Pellegrino v. Boyajian (Pellegrino)

423 B.R. 586, 63 Collier Bankr. Cas. 2d 365, 2010 Bankr. LEXIS 308, 2010 WL 446095
CourtBankruptcy Appellate Panel of the First Circuit
DecidedFebruary 9, 2010
DocketBAP No. RI 09-042. Bankruptcy No. 09-11535-ANV
StatusPublished
Cited by14 cases

This text of 423 B.R. 586 (Pellegrino v. Boyajian (Pellegrino)) is published on Counsel Stack Legal Research, covering Bankruptcy Appellate Panel of the First Circuit primary law. Counsel Stack provides free access to over 12 million legal documents including statutes, case law, regulations, and constitutions.

Bluebook
Pellegrino v. Boyajian (Pellegrino), 423 B.R. 586, 63 Collier Bankr. Cas. 2d 365, 2010 Bankr. LEXIS 308, 2010 WL 446095 (bap1 2010).

Opinion

DEASY, Bankruptcy Appellate Panel Judge.

Jonathan M. Pellegrino and Carolyn Pellegrino (the “Debtors”) appeal from the bankruptcy court order dismissing their chapter 13 case (the “Dismissal Order”) on the grounds that they do not satisfy the eligibility requirements of § 109(e). 1 We AFFIRM.

BACKGROUND

On April 21, 2009, the Debtors filed their chapter 13 petition. Thereafter, they filed their plan (the “Plan”) which included their Motion to Modify Secured Claim of Chase Manhattan Mortgage (the “Motion to Modify Secured Claim”). They are below median debtors. Their combined average monthly income is $4,511.00, and their average monthly expenses total $5,835.00. Chase Manhattan Mortgage (“Chase Manhattan”) holds two secured claims on the Debtors’ residence: a first mortgage in the amount of $287,033.00, *588 and a second mortgage in the amount of $54,695.00. In the Plan, the Debtors proposed to make a one-time payment of $8,000.00 to be funded by an unsecured loan from a friend. In addition to the fee of the chapter 13 trustee (the “Trustee”), the Debtors proposed to pay $2,500.00 in attorney’s fees and $4,700.00 toward unsecured claims totaling $135,725.41, thus providing a 3.46% payment to unsecured creditors. They also proposed to make payments on the first mortgage directly to Chase Manhattan, and to avoid the second mortgage. 2

The Trustee filed an Objection to Confirmation and an Amended Objection to Confirmation in which he asserted, among other things, that the Debtors “are not eligible to be debtors in a Chapter 13 proceeding.” Additionally, the Trustee filed a Motion to Dismiss in which he sought to dismiss the Debtors’ petition “on the grounds that they are not eligible to be debtors in a Chapter 13 proceeding.” The Trustee argued that because the Debtors’ schedules reflect a deficit of $1,324.00 per month, 3 they do not satisfy the requirement that “[ojnly an individual with regular income ... may be a debtor under chapter 13 of this title.” 11 U.S.C. § 109(e). The Trustee explained that the Bankruptcy Code defines an “individual with regular income” as an “individual whose income is sufficiently stable and regular to enable such individual to make payments under a plan under chapter 13 of this title.” 11 U.S.C. § 101(30).

--------------------

▸ **REQUIRED TASKS**:
a. Reproduce word for word the part of the Pellegrino opinion that opens with the words containing "Jonathan M. Pellegrino" and closes with "1 We AFFIRM.".
b. Decide whether each statement agrees with the Pellegrino opinion, answering yes or no and quoting the words of the opinion that settle it. (i) The Debtors' average monthly expenses are $5,835.00. (ii) Chase Manhattan's second mortgage on the Debtors' residence is for $87,033.00. (iii) The Plan's one-time payment of $8,000.00 was to be funded by a bank loan.

--------------------

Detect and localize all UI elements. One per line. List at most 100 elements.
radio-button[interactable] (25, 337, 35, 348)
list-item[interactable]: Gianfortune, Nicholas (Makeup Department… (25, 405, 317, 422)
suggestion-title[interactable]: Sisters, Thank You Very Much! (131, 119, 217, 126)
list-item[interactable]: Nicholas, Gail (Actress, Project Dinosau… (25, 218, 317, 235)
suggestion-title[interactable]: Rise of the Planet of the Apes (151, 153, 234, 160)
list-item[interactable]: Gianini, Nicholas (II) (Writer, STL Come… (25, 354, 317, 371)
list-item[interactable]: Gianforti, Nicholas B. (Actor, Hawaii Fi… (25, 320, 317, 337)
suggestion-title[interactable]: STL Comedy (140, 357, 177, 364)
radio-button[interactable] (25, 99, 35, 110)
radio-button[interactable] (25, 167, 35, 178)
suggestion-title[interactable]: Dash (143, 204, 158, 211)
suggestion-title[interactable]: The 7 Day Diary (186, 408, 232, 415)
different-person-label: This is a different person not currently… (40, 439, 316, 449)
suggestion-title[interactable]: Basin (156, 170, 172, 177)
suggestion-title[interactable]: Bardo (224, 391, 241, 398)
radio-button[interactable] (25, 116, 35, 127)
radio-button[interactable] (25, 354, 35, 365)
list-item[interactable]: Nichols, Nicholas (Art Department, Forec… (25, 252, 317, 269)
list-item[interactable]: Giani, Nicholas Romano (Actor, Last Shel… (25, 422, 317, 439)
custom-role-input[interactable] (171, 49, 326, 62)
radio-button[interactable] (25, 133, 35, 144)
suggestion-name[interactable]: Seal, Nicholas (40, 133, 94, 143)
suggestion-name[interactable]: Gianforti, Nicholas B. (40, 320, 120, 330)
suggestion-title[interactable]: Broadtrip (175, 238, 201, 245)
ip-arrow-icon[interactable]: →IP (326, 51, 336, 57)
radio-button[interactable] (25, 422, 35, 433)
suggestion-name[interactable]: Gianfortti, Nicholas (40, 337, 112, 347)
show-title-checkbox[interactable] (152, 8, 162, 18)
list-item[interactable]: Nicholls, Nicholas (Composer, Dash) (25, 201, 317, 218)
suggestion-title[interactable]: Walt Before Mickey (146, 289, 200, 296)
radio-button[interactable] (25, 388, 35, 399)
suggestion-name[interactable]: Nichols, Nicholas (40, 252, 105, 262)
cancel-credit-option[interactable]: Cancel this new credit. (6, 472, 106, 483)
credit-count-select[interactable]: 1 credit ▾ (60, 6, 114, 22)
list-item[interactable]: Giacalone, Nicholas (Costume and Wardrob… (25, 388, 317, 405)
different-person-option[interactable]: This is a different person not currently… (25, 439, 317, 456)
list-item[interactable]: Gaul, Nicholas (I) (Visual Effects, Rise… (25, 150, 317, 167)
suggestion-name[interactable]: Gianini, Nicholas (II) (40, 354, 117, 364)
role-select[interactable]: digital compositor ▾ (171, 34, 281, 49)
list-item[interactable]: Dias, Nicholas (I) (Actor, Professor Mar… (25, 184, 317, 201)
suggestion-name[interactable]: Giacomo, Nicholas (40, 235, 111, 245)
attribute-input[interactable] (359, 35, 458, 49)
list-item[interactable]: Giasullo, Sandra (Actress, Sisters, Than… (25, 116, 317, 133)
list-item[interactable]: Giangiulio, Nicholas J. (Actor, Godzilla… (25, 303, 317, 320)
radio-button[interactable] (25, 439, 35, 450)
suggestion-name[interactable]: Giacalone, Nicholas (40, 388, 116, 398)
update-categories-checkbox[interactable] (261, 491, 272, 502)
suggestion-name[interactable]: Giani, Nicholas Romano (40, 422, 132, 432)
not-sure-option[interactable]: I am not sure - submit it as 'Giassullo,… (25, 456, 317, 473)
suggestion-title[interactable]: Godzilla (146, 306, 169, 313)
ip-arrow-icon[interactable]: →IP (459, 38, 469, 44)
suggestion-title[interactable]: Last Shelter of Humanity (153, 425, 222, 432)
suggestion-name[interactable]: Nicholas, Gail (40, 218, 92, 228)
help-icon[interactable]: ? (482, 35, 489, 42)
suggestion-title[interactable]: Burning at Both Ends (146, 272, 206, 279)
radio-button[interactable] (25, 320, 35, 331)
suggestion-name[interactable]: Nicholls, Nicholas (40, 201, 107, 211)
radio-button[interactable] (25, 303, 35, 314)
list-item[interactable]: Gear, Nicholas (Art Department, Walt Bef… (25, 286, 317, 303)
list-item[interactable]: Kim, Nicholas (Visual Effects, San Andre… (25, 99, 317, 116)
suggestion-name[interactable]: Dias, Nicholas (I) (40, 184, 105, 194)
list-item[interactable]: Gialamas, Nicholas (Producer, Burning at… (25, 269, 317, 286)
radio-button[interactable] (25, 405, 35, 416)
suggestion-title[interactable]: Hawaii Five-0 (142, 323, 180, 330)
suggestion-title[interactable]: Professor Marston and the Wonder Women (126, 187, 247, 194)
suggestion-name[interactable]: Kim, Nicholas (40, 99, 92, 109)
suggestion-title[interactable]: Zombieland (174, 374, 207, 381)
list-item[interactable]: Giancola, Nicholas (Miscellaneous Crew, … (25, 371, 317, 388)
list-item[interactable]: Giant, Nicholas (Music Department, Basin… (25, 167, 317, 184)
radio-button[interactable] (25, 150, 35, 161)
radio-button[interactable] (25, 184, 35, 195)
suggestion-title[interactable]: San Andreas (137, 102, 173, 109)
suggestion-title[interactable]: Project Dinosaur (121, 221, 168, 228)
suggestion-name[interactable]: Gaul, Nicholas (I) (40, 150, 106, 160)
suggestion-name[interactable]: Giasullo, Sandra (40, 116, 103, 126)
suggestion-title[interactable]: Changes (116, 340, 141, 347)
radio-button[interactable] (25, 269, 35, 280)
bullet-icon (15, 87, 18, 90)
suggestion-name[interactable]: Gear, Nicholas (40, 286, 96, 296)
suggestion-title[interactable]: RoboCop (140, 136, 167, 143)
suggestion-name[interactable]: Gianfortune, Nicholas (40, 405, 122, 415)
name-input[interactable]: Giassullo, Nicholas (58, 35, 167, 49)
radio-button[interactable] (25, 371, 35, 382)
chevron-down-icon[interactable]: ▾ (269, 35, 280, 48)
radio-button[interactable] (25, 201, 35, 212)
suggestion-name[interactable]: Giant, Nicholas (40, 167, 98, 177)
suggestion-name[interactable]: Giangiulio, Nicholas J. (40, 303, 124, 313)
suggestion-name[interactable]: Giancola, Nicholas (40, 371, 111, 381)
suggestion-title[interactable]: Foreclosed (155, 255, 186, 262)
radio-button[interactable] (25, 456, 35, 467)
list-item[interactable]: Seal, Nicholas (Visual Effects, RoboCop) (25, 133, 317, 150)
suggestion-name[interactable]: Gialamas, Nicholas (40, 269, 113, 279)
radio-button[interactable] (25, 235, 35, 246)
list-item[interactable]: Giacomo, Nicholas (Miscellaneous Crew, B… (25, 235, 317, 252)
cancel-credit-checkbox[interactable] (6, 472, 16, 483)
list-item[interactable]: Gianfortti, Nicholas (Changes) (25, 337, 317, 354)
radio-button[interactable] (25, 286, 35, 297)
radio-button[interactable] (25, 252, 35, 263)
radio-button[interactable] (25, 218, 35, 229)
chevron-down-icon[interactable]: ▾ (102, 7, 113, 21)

--------------------

▸ **ANSWERS GIVEN**:
a.
Jonathan M. Pellegrino and Carolyn Pellegrino (the “Debtors”) appeal from the bankruptcy court order dismissing their chapter 13 case (the “Dismissal Order”) on the grounds that they do not satisfy the eligibility requirements of § 109(e). 1 We AFFIRM.

b.
(i) Yes: "their average monthly expenses total $5,835.00."
(ii) No: "a second mortgage in the amount of $54,695.00."
(iii) No: "to be funded by an unsecured loan from a friend."